#### Problem statement
State how many lines of the entries include the string "Instance", please, leaving out everything but the number.

________

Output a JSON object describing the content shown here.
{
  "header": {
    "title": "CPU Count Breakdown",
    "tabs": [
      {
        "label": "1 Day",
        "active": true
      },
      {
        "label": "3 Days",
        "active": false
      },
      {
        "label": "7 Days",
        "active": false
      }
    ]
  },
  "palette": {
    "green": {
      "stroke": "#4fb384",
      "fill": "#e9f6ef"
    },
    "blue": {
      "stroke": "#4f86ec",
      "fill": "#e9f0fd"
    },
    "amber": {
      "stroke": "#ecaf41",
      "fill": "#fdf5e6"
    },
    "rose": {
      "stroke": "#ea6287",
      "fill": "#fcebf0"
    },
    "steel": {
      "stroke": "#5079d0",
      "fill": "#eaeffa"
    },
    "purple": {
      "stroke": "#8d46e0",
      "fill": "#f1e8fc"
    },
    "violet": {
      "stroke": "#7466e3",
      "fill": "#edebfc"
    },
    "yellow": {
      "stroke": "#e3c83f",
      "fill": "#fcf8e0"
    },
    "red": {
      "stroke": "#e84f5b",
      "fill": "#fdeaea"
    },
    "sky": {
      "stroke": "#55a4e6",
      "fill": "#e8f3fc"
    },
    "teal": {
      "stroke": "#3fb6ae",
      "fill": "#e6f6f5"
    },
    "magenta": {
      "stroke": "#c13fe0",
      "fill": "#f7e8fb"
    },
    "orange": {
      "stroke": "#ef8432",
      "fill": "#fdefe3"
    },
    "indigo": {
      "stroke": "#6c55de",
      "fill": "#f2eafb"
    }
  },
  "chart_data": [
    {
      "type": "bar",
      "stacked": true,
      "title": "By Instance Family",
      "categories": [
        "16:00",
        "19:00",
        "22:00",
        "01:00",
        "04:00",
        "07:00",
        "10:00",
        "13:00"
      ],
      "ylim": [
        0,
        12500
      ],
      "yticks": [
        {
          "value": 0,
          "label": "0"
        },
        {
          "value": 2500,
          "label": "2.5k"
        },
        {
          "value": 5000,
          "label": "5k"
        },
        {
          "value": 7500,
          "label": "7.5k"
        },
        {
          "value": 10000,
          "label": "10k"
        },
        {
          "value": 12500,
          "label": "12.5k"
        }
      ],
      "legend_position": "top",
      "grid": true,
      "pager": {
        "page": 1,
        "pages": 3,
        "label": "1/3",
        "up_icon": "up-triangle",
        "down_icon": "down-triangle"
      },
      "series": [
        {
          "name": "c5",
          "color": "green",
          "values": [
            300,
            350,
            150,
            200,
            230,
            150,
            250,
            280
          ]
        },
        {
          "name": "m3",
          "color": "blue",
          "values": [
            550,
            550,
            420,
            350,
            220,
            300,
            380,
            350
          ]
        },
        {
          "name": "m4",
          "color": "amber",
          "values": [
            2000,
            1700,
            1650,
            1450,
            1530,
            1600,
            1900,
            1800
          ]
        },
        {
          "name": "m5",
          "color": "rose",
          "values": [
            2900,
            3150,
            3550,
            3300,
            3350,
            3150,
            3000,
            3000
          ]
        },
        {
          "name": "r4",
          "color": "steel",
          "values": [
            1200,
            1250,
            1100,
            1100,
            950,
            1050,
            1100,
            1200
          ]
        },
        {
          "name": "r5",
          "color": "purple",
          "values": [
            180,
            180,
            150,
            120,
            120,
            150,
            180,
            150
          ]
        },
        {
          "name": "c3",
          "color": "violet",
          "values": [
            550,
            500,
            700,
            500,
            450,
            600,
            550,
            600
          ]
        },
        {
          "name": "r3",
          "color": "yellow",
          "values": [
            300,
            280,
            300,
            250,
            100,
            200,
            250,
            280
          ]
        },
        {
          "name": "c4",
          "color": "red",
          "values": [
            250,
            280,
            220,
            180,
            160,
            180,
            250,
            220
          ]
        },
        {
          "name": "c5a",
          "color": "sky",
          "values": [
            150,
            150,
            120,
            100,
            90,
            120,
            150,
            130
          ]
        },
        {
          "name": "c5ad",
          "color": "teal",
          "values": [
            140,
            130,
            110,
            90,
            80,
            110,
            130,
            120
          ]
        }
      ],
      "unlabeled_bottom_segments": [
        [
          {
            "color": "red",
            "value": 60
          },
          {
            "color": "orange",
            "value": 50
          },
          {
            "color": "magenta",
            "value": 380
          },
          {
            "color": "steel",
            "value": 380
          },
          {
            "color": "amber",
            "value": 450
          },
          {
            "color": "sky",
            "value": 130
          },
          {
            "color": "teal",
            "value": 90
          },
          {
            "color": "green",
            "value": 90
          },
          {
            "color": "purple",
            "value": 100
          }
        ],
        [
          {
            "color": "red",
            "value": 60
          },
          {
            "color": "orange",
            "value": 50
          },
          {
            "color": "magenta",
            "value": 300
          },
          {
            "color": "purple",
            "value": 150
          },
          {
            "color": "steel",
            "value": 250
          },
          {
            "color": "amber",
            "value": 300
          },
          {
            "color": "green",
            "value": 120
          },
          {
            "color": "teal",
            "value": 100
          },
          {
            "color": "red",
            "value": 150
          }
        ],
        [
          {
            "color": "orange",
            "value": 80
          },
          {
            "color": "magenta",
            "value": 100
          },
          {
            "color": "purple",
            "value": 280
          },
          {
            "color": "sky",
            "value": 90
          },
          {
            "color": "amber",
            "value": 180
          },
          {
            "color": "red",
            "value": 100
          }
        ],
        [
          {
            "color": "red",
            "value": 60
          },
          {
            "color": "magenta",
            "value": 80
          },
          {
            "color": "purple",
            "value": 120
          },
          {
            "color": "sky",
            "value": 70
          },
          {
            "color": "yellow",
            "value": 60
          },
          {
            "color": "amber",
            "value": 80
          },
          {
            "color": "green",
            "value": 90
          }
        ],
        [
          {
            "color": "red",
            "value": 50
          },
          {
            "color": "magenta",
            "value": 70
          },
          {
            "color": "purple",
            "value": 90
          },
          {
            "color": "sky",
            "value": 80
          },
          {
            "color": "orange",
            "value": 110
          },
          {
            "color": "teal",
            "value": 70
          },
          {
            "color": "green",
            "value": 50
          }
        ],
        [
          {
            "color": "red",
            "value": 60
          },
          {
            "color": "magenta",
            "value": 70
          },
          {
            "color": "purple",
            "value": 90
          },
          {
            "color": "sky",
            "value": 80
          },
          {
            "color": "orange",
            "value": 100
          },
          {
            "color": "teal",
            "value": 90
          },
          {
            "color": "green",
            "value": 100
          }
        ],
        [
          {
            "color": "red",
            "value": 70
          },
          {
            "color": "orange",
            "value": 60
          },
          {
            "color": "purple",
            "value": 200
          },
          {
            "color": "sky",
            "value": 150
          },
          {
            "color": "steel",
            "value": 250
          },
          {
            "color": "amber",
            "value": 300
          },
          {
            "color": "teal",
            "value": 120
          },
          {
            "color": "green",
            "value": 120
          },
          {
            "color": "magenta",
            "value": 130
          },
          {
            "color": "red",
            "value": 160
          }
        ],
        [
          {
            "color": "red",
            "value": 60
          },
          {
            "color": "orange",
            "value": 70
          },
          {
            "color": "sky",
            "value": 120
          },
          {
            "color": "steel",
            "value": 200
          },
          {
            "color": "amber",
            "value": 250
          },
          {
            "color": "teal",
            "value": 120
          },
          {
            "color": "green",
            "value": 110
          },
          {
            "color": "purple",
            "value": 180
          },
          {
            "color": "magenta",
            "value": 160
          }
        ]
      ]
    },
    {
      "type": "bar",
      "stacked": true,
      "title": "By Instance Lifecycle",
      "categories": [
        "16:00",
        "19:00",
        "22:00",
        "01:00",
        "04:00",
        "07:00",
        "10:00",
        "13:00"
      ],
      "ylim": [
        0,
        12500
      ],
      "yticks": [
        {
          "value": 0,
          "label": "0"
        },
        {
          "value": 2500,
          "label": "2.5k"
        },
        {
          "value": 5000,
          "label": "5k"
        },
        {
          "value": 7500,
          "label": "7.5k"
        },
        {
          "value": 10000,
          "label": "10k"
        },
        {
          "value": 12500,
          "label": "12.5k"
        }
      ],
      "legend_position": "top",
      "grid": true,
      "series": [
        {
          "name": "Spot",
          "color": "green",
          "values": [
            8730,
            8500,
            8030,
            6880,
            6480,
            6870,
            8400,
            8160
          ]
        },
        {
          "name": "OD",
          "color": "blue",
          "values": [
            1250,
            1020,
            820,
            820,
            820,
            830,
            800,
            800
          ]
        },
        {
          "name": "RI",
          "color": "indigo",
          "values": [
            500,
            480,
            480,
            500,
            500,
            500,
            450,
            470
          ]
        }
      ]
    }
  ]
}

________

#### Correct answer
2